* **WHAT YOU ARE ASKED TO DO**
Report every line in the listing that contains the string "Random".

─── DATA EXCERPTS ───

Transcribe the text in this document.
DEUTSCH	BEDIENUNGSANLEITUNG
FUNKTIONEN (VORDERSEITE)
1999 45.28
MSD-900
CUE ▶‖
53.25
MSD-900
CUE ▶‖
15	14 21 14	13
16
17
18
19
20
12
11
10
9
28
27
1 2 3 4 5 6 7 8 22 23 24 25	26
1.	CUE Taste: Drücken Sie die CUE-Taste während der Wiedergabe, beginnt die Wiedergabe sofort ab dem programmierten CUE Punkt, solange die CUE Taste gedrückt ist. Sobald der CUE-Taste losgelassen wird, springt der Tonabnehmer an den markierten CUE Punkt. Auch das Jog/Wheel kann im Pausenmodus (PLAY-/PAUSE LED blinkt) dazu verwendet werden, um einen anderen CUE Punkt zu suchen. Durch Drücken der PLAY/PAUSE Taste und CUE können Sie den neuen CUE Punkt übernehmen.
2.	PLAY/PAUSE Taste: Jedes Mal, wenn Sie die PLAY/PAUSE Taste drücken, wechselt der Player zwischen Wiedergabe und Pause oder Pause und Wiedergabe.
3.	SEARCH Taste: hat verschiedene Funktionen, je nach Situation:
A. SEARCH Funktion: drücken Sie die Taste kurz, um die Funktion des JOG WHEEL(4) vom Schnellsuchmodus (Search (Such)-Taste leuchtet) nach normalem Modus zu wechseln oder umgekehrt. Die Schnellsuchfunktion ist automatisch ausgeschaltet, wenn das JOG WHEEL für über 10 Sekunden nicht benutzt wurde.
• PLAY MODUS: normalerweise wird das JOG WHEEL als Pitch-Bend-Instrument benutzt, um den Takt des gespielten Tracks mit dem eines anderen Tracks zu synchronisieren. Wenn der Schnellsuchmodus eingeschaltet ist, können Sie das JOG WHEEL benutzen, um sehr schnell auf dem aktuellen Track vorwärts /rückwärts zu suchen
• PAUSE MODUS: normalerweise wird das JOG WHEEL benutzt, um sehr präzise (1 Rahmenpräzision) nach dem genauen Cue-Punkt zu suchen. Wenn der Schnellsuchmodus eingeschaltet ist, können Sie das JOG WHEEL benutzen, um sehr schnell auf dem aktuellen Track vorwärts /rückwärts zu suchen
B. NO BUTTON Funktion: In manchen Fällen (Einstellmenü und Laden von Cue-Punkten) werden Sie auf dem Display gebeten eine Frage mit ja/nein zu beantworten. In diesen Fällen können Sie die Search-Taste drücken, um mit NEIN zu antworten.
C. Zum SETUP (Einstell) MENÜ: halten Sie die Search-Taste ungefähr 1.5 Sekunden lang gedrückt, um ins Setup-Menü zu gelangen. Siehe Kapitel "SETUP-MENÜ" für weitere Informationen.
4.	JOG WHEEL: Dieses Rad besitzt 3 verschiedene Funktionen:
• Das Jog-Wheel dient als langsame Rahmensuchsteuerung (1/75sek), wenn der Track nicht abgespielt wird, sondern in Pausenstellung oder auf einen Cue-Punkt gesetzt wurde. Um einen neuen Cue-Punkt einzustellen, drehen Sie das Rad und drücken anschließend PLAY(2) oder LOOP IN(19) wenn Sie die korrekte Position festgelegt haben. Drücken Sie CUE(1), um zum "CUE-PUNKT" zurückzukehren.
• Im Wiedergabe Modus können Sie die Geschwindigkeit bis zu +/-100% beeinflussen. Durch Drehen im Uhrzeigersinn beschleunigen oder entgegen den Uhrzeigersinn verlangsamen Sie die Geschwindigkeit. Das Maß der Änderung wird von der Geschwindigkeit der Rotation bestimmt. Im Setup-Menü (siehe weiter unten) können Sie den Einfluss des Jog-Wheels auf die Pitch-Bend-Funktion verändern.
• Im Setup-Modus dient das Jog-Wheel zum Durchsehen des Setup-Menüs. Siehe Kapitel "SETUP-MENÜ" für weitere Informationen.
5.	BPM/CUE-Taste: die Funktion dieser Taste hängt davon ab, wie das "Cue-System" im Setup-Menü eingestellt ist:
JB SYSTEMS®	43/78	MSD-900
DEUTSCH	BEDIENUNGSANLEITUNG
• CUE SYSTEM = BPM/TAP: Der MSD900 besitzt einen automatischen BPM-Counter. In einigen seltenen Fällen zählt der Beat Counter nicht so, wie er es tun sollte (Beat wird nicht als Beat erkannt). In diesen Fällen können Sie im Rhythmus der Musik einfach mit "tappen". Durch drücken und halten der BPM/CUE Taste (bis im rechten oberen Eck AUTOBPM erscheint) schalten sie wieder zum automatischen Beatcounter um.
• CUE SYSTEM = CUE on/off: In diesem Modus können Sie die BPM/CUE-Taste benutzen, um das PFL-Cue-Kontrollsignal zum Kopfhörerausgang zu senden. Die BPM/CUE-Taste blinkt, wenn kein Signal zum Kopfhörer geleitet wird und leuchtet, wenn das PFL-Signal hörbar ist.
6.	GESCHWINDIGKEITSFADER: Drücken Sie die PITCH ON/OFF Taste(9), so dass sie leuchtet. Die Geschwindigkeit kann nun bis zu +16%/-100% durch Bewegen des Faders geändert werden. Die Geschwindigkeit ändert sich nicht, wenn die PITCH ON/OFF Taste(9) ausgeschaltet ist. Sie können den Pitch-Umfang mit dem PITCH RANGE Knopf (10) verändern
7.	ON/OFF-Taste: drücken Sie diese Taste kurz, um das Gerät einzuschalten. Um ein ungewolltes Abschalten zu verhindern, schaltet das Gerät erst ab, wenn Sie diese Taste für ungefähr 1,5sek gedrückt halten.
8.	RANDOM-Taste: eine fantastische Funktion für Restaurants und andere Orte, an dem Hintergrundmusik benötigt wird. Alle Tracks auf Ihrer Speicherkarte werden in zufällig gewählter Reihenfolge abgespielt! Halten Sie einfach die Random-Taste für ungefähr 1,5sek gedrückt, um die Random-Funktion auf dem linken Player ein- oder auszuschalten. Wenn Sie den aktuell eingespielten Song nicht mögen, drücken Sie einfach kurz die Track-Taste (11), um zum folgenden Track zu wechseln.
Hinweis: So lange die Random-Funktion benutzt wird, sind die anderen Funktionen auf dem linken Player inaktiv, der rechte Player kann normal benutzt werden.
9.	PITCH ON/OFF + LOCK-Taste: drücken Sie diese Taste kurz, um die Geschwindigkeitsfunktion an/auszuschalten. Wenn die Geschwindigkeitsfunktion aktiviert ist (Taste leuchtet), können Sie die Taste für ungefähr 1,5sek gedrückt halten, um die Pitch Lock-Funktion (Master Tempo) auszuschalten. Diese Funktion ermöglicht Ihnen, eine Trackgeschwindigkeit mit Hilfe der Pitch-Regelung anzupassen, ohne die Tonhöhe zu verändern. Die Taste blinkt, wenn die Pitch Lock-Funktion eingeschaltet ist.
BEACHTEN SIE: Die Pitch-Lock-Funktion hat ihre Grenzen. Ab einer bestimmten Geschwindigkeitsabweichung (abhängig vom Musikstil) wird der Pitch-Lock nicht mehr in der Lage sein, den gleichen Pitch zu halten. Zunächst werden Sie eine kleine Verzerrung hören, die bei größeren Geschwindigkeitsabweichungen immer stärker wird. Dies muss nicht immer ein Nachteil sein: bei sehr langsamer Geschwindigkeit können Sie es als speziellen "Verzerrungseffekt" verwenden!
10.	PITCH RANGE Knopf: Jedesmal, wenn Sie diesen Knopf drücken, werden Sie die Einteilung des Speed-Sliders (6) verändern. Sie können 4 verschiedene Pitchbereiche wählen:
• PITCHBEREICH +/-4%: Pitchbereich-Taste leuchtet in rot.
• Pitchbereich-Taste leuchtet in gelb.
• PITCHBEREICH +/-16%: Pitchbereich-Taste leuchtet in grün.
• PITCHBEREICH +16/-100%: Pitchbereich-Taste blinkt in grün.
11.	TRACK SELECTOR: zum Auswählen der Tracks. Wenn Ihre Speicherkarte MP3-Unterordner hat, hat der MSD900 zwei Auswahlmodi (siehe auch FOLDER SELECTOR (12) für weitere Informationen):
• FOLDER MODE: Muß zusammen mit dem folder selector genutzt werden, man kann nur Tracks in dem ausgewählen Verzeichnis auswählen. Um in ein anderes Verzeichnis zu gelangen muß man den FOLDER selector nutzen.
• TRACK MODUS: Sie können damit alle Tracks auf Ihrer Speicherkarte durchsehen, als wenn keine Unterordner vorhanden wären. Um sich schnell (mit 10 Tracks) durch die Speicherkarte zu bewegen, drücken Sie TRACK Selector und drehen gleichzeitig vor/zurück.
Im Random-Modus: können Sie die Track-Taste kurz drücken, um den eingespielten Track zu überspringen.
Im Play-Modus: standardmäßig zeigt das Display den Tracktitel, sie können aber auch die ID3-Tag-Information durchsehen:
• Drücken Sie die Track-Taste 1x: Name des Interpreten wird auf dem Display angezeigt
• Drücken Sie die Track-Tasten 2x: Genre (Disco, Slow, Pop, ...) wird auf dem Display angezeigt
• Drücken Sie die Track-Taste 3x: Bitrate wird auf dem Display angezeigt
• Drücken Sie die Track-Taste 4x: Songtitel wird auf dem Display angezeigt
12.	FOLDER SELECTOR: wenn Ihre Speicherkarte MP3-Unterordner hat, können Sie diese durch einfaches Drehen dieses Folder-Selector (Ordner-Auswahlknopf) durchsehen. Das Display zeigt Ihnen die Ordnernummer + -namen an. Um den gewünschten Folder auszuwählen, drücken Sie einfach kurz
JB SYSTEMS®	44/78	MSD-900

───

* **OUTPUT OF THE TASK**
8.	RANDOM-Taste: eine fantastische Funktion für Restaurants und andere Orte, an dem Hintergrundmusik benötigt wird. Alle Tracks auf Ihrer Speicherkarte werden in zufällig gewählter Reihenfolge abgespielt! Halten Sie einfach die Random-Taste für ungefähr 1,5sek gedrückt, um die Random-Funktion auf dem linken Player ein- oder auszuschalten. Wenn Sie den aktuell eingespielten Song nicht mögen, drücken Sie einfach kurz die Track-Taste (11), um zum folgenden Track zu wechseln.
Hinweis: So lange die Random-Funktion benutzt wird, sind die anderen Funktionen auf dem linken Player inaktiv, der rechte Player kann normal benutzt werden.
Im Random-Modus: können Sie die Track-Taste kurz drücken, um den eingespielten Track zu überspringen.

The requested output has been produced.